Go through the data below. Pull out every line that has the word "have".

■ ■ ■

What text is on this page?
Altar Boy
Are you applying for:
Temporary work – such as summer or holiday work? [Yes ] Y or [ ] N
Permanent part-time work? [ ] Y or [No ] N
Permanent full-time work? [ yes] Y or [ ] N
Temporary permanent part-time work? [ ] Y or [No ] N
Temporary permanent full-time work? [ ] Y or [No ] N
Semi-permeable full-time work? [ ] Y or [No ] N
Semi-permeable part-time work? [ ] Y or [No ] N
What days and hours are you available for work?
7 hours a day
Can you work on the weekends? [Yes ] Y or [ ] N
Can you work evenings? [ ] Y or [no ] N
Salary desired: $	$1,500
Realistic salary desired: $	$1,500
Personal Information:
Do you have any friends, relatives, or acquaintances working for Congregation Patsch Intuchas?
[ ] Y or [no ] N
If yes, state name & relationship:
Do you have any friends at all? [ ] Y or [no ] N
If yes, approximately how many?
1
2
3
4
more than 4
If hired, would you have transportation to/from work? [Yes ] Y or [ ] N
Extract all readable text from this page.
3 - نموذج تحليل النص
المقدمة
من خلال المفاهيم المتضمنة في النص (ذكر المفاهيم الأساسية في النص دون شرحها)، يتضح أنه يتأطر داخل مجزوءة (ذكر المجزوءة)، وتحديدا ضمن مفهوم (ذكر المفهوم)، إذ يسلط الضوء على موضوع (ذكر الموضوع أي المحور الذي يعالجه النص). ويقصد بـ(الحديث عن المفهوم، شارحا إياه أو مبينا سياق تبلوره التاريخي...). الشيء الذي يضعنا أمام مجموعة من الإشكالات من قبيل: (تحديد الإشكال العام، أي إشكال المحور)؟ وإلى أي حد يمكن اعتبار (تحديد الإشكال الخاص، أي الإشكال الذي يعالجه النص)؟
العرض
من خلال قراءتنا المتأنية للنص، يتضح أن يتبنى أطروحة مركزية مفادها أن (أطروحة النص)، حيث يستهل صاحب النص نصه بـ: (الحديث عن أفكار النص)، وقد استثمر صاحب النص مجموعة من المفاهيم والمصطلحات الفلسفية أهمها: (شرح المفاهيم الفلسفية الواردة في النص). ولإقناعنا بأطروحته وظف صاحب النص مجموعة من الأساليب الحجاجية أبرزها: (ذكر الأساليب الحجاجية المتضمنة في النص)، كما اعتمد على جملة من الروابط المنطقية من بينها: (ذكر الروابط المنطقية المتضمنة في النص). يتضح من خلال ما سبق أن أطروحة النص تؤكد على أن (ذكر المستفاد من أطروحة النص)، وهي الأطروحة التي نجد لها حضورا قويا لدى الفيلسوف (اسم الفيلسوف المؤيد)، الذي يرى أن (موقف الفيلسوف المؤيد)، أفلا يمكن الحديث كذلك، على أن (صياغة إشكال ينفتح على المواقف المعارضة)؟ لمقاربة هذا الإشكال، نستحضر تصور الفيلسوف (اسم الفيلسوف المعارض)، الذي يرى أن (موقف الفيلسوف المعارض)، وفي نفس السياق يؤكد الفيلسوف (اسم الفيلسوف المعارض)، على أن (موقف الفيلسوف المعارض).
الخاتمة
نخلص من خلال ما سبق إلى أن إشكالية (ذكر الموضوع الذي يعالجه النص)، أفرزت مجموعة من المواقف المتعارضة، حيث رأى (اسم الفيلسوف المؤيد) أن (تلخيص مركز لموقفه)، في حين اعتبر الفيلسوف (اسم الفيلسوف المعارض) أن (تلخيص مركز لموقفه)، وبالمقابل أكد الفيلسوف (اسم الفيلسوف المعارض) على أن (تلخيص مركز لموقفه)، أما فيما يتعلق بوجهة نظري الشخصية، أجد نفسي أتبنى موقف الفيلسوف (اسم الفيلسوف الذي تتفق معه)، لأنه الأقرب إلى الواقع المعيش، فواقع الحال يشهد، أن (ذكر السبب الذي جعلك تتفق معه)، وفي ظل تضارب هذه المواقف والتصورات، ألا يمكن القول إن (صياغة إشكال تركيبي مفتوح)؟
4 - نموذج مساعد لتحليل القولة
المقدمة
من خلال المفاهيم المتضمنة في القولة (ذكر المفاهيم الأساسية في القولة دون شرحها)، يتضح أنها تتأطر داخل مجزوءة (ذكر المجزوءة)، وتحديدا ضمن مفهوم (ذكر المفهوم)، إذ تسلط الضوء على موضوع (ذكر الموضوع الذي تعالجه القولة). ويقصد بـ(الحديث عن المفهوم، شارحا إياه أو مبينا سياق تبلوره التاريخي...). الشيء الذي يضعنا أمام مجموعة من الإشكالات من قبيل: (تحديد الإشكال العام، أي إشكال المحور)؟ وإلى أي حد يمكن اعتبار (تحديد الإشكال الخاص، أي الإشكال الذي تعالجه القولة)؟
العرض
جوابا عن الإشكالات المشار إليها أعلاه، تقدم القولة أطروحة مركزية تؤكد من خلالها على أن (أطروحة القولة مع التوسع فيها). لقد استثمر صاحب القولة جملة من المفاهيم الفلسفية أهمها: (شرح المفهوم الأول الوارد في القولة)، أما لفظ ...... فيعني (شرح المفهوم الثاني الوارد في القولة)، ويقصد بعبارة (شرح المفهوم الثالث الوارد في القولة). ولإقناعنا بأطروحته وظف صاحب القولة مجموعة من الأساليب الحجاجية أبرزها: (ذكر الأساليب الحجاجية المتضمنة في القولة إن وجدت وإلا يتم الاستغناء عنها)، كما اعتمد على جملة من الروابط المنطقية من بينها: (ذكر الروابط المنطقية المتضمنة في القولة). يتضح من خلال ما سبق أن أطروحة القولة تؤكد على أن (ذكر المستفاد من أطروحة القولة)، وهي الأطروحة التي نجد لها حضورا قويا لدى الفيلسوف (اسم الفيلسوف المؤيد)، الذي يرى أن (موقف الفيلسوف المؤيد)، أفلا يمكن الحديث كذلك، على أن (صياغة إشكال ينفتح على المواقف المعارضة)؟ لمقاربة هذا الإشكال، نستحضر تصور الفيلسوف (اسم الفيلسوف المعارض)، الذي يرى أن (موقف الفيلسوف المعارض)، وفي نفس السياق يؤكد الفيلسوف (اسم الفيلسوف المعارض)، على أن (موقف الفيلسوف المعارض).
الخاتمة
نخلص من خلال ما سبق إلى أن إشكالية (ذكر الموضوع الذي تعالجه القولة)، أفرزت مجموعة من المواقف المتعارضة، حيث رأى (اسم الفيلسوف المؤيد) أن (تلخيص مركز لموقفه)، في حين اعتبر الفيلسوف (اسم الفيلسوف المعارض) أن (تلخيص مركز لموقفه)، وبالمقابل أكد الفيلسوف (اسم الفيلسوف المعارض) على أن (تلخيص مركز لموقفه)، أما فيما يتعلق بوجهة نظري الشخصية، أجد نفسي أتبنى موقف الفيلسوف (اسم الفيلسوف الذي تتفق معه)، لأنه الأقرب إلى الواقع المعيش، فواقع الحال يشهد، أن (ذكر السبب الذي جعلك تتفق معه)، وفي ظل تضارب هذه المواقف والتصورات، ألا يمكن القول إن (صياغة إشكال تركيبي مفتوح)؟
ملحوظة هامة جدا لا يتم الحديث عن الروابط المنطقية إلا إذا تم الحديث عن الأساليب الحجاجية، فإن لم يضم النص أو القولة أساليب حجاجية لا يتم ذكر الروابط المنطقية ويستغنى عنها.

■ ■ ■

# The reply
Do you have any friends, relatives, or acquaintances working for Congregation Patsch Intuchas?
Do you have any friends at all? [ ] Y or [no ] N
If hired, would you have transportation to/from work? [Yes ] Y or [ ] N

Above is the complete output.